• _What you need to do_
Go through the records and extract every line with the word "rast".

• _Available data_
►

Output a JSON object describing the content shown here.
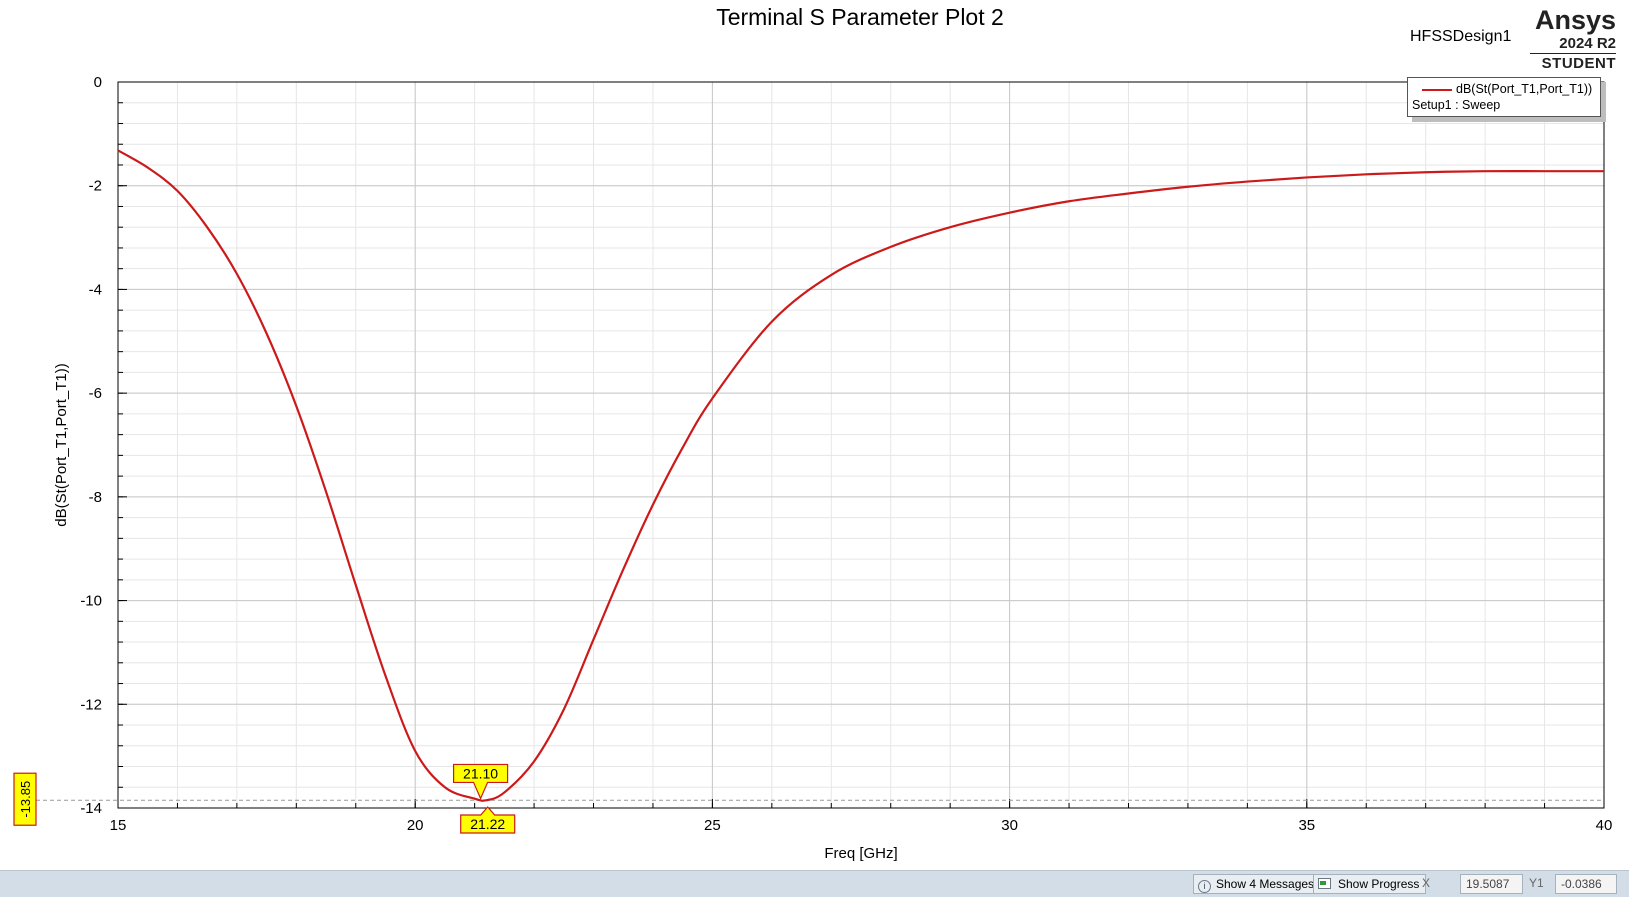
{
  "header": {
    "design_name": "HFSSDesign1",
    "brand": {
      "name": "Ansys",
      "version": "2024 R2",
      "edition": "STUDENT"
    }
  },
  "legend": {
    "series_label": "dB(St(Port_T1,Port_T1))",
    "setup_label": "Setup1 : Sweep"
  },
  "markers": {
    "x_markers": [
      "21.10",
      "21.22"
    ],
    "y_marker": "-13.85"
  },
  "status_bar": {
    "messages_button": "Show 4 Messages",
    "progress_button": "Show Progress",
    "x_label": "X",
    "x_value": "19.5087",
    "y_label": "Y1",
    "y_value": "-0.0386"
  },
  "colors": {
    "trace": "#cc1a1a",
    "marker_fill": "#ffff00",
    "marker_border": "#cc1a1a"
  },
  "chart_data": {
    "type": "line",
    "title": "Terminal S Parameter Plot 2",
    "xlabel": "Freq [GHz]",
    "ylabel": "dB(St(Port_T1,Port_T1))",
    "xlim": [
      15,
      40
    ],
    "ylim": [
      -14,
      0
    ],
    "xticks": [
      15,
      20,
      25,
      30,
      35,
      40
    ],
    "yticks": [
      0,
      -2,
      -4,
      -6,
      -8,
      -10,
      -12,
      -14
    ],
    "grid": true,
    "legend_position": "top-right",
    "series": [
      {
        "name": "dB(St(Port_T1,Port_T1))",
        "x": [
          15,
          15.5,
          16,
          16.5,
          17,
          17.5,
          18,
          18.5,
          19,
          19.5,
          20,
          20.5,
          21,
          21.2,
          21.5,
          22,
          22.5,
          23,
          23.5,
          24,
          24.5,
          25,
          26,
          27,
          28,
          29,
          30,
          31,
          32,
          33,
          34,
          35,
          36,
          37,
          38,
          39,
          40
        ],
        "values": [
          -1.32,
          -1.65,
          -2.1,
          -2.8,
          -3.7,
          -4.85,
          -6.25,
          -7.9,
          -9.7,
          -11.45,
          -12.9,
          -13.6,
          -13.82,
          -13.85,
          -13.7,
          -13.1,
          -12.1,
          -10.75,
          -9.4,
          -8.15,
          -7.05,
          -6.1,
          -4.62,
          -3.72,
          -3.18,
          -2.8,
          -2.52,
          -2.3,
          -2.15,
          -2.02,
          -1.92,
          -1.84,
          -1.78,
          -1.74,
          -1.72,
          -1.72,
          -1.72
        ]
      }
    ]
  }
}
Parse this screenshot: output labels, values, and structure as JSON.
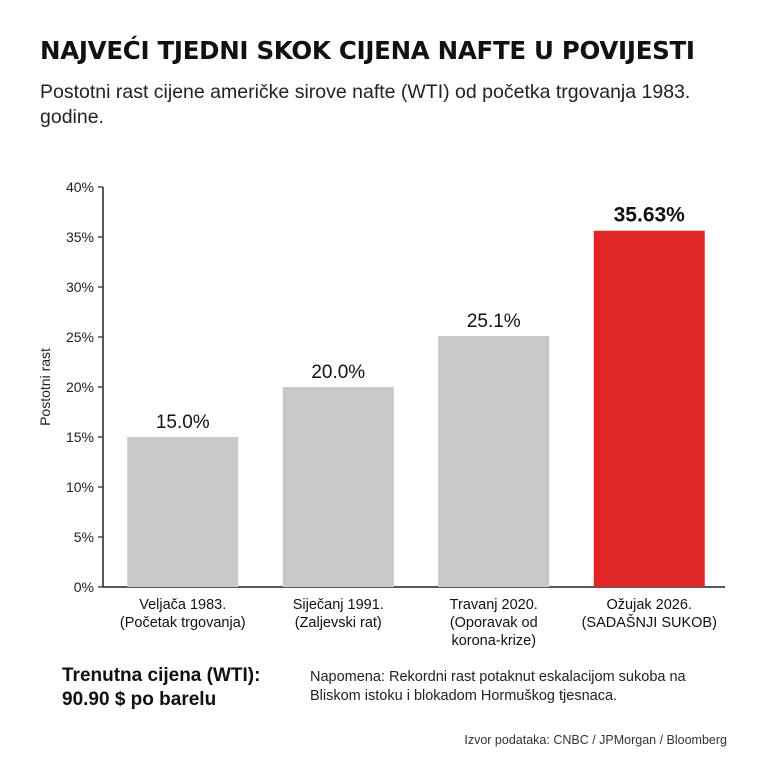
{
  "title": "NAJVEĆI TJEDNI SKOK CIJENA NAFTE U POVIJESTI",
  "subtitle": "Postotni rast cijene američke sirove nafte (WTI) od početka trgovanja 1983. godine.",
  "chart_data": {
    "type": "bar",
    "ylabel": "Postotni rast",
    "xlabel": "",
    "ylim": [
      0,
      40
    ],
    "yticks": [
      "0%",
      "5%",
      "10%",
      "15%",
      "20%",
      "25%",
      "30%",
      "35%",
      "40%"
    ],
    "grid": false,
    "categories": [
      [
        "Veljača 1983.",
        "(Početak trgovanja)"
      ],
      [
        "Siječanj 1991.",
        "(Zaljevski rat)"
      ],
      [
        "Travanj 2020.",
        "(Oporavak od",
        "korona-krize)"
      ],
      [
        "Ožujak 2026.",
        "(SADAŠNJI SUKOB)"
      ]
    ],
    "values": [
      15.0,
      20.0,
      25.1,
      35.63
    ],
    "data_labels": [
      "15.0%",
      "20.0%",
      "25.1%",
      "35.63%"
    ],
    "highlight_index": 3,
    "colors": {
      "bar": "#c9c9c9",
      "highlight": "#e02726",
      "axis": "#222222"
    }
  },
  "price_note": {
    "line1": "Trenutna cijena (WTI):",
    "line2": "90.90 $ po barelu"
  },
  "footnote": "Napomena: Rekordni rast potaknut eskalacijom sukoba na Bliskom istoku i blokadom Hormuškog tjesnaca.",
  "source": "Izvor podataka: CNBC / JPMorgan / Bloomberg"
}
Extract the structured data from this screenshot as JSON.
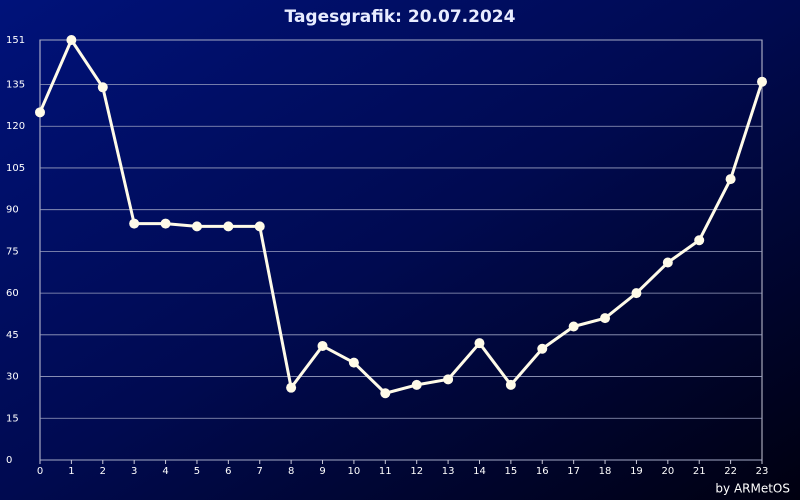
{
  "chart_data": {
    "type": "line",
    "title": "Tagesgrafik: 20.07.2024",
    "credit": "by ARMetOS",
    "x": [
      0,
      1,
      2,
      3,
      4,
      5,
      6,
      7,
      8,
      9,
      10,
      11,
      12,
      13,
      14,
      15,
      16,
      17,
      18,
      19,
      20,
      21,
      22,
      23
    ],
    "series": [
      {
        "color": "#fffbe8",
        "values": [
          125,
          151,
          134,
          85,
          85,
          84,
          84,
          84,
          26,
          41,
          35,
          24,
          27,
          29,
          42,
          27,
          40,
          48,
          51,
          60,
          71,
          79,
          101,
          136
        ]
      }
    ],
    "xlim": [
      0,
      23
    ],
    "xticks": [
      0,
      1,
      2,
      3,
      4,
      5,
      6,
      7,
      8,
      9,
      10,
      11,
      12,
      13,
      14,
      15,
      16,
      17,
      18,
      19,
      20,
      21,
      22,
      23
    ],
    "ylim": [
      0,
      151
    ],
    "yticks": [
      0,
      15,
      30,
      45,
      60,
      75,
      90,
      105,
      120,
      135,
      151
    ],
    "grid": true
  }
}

◄

• _Task solution_
  "subtitle": "Postotni rast cijene američke sirove nafte (WTI) od početka trgovanja 1983. godine.",
    "ylabel": "Postotni rast",
  "footnote": "Napomena: Rekordni rast potaknut eskalacijom sukoba na Bliskom istoku i blokadom Hormuškog tjesnaca.",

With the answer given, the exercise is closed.